Data records:
##############################

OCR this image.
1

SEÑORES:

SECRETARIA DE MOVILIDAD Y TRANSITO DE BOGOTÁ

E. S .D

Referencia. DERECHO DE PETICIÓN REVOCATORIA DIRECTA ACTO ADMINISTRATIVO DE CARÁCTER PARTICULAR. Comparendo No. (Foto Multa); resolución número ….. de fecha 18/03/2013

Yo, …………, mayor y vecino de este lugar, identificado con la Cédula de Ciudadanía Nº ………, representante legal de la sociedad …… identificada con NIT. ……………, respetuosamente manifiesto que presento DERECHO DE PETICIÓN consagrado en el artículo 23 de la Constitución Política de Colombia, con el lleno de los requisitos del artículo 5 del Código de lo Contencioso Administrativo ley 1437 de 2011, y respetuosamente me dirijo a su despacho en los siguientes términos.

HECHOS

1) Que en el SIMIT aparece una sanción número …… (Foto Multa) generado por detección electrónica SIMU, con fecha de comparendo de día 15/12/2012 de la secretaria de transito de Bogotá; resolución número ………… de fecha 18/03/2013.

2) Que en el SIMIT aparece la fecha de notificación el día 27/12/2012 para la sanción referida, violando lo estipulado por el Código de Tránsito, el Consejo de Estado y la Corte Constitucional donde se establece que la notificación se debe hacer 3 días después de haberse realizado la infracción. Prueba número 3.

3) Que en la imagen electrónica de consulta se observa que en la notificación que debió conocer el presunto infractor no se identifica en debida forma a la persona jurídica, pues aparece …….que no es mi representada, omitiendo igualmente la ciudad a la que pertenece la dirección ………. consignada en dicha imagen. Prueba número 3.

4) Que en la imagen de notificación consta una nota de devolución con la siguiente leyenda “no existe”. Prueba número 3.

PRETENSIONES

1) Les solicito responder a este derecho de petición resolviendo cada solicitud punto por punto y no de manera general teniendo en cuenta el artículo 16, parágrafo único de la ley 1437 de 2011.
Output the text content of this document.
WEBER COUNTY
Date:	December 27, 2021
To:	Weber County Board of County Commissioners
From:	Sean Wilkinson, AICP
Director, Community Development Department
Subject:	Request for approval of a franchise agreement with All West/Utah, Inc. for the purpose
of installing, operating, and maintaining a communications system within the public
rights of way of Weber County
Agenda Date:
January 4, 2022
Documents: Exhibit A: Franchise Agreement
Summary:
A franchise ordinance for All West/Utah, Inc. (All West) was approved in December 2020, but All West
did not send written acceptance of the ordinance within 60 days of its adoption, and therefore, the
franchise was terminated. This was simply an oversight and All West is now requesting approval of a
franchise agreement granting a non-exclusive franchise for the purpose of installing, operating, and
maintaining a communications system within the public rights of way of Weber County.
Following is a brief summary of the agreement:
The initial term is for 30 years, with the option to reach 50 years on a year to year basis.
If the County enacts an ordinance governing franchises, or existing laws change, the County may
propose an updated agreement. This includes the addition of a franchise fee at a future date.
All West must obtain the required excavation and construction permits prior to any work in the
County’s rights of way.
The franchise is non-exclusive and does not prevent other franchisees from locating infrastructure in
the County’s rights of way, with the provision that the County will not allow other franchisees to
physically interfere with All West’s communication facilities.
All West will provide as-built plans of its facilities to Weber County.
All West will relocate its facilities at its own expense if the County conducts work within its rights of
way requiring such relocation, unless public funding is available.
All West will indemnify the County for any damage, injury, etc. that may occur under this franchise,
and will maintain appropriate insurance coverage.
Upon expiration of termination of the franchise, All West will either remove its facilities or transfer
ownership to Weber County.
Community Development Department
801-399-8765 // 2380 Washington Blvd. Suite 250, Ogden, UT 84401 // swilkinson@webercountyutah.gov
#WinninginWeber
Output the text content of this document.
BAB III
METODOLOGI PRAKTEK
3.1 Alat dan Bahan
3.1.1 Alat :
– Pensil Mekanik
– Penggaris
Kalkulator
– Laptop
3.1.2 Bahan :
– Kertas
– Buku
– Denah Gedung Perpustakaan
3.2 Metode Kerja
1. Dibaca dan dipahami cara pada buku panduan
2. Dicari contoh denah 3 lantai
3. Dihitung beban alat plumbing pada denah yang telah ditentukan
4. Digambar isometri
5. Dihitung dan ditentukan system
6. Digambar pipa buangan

##############################

= Aim of the exercise =
Extract every record and return it verbatim.

= Response to the task =
OCR this image.
1

SEÑORES:

SECRETARIA DE MOVILIDAD Y TRANSITO DE BOGOTÁ

E. S .D

Referencia. DERECHO DE PETICIÓN REVOCATORIA DIRECTA ACTO ADMINISTRATIVO DE CARÁCTER PARTICULAR. Comparendo No. (Foto Multa); resolución número ….. de fecha 18/03/2013

Yo, …………, mayor y vecino de este lugar, identificado con la Cédula de Ciudadanía Nº ………, representante legal de la sociedad …… identificada con NIT. ……………, respetuosamente manifiesto que presento DERECHO DE PETICIÓN consagrado en el artículo 23 de la Constitución Política de Colombia, con el lleno de los requisitos del artículo 5 del Código de lo Contencioso Administrativo ley 1437 de 2011, y respetuosamente me dirijo a su despacho en los siguientes términos.

HECHOS

1) Que en el SIMIT aparece una sanción número …… (Foto Multa) generado por detección electrónica SIMU, con fecha de comparendo de día 15/12/2012 de la secretaria de transito de Bogotá; resolución número ………… de fecha 18/03/2013.

2) Que en el SIMIT aparece la fecha de notificación el día 27/12/2012 para la sanción referida, violando lo estipulado por el Código de Tránsito, el Consejo de Estado y la Corte Constitucional donde se establece que la notificación se debe hacer 3 días después de haberse realizado la infracción. Prueba número 3.

3) Que en la imagen electrónica de consulta se observa que en la notificación que debió conocer el presunto infractor no se identifica en debida forma a la persona jurídica, pues aparece …….que no es mi representada, omitiendo igualmente la ciudad a la que pertenece la dirección ………. consignada en dicha imagen. Prueba número 3.

4) Que en la imagen de notificación consta una nota de devolución con la siguiente leyenda “no existe”. Prueba número 3.

PRETENSIONES

1) Les solicito responder a este derecho de petición resolviendo cada solicitud punto por punto y no de manera general teniendo en cuenta el artículo 16, parágrafo único de la ley 1437 de 2011.
Output the text content of this document.
WEBER COUNTY
Date:	December 27, 2021
To:	Weber County Board of County Commissioners
From:	Sean Wilkinson, AICP
Director, Community Development Department
Subject:	Request for approval of a franchise agreement with All West/Utah, Inc. for the purpose
of installing, operating, and maintaining a communications system within the public
rights of way of Weber County
Agenda Date:
January 4, 2022
Documents: Exhibit A: Franchise Agreement
Summary:
A franchise ordinance for All West/Utah, Inc. (All West) was approved in December 2020, but All West
did not send written acceptance of the ordinance within 60 days of its adoption, and therefore, the
franchise was terminated. This was simply an oversight and All West is now requesting approval of a
franchise agreement granting a non-exclusive franchise for the purpose of installing, operating, and
maintaining a communications system within the public rights of way of Weber County.
Following is a brief summary of the agreement:
The initial term is for 30 years, with the option to reach 50 years on a year to year basis.
If the County enacts an ordinance governing franchises, or existing laws change, the County may
propose an updated agreement. This includes the addition of a franchise fee at a future date.
All West must obtain the required excavation and construction permits prior to any work in the
County’s rights of way.
The franchise is non-exclusive and does not prevent other franchisees from locating infrastructure in
the County’s rights of way, with the provision that the County will not allow other franchisees to
physically interfere with All West’s communication facilities.
All West will provide as-built plans of its facilities to Weber County.
All West will relocate its facilities at its own expense if the County conducts work within its rights of
way requiring such relocation, unless public funding is available.
All West will indemnify the County for any damage, injury, etc. that may occur under this franchise,
and will maintain appropriate insurance coverage.
Upon expiration of termination of the franchise, All West will either remove its facilities or transfer
ownership to Weber County.
Community Development Department
801-399-8765 // 2380 Washington Blvd. Suite 250, Ogden, UT 84401 // swilkinson@webercountyutah.gov
#WinninginWeber
Output the text content of this document.
BAB III
METODOLOGI PRAKTEK
3.1 Alat dan Bahan
3.1.1 Alat :
– Pensil Mekanik
– Penggaris
Kalkulator
– Laptop
3.1.2 Bahan :
– Kertas
– Buku
– Denah Gedung Perpustakaan
3.2 Metode Kerja
1. Dibaca dan dipahami cara pada buku panduan
2. Dicari contoh denah 3 lantai
3. Dihitung beban alat plumbing pada denah yang telah ditentukan
4. Digambar isometri
5. Dihitung dan ditentukan system
6. Digambar pipa buangan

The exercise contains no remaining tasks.